- [Records provided]:
'''
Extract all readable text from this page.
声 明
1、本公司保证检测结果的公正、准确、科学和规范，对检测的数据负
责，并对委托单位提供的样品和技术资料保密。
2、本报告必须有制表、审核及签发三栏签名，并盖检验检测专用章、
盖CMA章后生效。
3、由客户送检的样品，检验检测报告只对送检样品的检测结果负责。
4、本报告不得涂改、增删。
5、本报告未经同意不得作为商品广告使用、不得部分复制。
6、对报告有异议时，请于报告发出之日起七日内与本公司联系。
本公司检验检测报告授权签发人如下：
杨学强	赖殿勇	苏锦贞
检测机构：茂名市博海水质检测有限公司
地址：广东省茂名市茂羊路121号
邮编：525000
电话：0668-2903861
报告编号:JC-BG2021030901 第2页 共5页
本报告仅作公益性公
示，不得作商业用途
'''
Output the records verbatim, from the first line to the last.

Extract all readable text from this page.
声 明
1、本公司保证检测结果的公正、准确、科学和规范，对检测的数据负
责，并对委托单位提供的样品和技术资料保密。
2、本报告必须有制表、审核及签发三栏签名，并盖检验检测专用章、
盖CMA章后生效。
3、由客户送检的样品，检验检测报告只对送检样品的检测结果负责。
4、本报告不得涂改、增删。
5、本报告未经同意不得作为商品广告使用、不得部分复制。
6、对报告有异议时，请于报告发出之日起七日内与本公司联系。
本公司检验检测报告授权签发人如下：
杨学强	赖殿勇	苏锦贞
检测机构：茂名市博海水质检测有限公司
地址：广东省茂名市茂羊路121号
邮编：525000
电话：0668-2903861
报告编号:JC-BG2021030901 第2页 共5页
本报告仅作公益性公
示，不得作商业用途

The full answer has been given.